• **Request**: Output the full listing below exactly, without the pictures.

• **Records for processing**:
--------------------

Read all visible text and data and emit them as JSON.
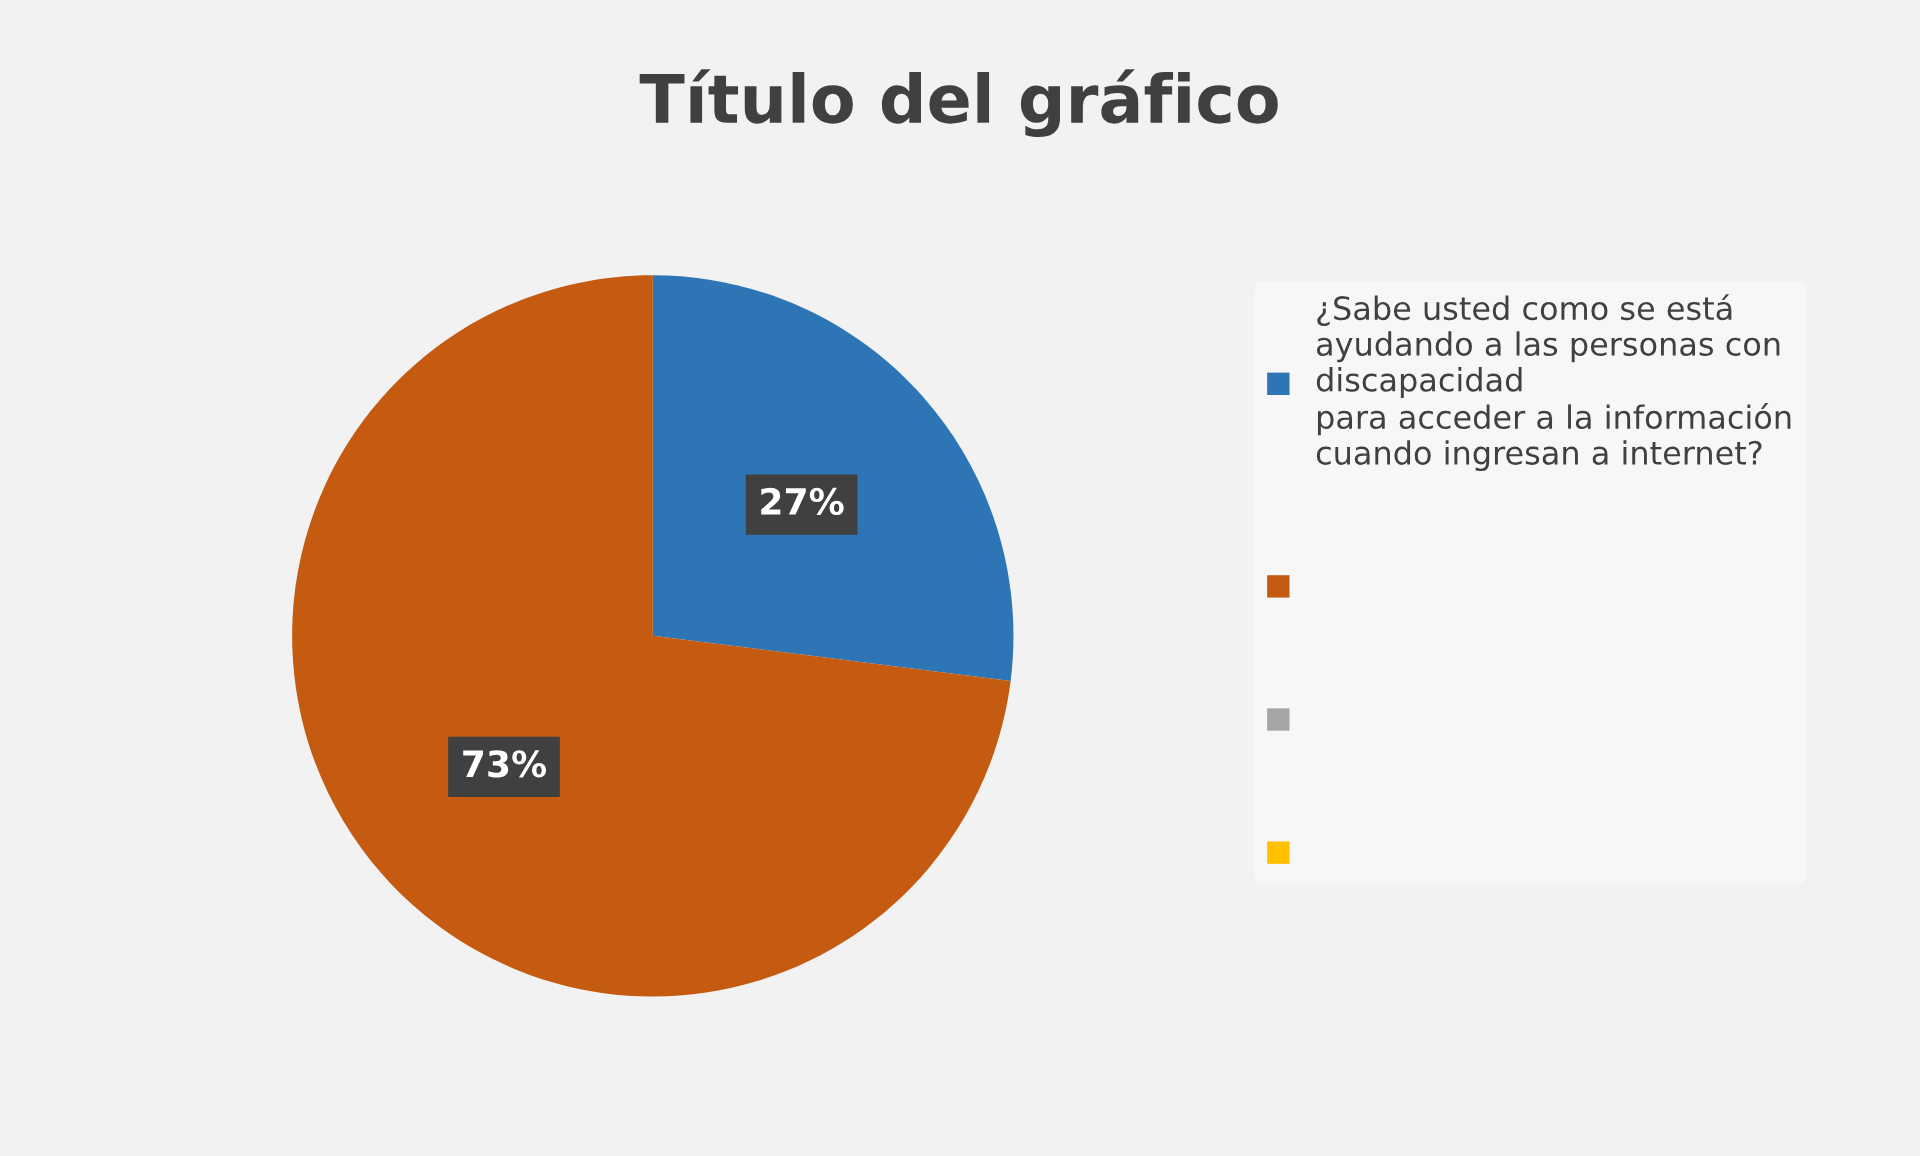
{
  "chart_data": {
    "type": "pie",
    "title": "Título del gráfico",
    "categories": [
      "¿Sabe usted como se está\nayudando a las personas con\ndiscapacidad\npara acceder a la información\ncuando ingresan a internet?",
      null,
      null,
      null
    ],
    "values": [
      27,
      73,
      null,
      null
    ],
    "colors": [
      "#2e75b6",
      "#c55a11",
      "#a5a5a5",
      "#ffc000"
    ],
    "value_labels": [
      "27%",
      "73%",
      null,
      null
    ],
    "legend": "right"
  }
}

--------------------

• **Answer for the task**:
Read all visible text and data and emit them as JSON.
{
  "chart_data": {
    "type": "pie",
    "title": "Título del gráfico",
    "categories": [
      "¿Sabe usted como se está\nayudando a las personas con\ndiscapacidad\npara acceder a la información\ncuando ingresan a internet?",
      null,
      null,
      null
    ],
    "values": [
      27,
      73,
      null,
      null
    ],
    "colors": [
      "#2e75b6",
      "#c55a11",
      "#a5a5a5",
      "#ffc000"
    ],
    "value_labels": [
      "27%",
      "73%",
      null,
      null
    ],
    "legend": "right"
  }
}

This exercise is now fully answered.